Structured figure records:
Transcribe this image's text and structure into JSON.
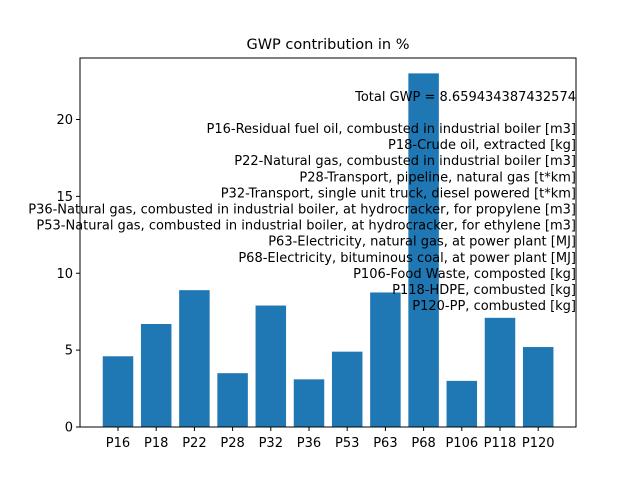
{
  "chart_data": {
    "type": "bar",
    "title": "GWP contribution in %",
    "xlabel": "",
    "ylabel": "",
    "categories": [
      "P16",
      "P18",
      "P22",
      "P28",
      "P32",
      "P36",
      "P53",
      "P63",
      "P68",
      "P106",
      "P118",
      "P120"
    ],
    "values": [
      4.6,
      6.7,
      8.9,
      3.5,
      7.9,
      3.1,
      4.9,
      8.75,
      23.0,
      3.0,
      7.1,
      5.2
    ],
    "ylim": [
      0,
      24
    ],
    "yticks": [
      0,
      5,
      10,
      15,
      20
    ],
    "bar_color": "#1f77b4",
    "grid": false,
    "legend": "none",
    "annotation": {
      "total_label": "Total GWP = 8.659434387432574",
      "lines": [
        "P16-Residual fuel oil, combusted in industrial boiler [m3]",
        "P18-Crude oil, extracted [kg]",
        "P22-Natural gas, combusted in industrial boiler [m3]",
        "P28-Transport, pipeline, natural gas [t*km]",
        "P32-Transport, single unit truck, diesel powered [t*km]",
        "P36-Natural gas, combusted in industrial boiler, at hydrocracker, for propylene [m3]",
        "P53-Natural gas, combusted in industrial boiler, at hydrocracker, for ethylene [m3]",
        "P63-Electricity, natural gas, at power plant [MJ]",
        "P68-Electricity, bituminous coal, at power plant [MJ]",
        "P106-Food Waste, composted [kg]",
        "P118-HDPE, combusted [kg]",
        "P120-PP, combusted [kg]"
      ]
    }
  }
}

Goal. Copy each line of the records above that carries the word "industrial".

Reply.
        "P16-Residual fuel oil, combusted in industrial boiler [m3]",
        "P22-Natural gas, combusted in industrial boiler [m3]",
        "P36-Natural gas, combusted in industrial boiler, at hydrocracker, for propylene [m3]",
        "P53-Natural gas, combusted in industrial boiler, at hydrocracker, for ethylene [m3]",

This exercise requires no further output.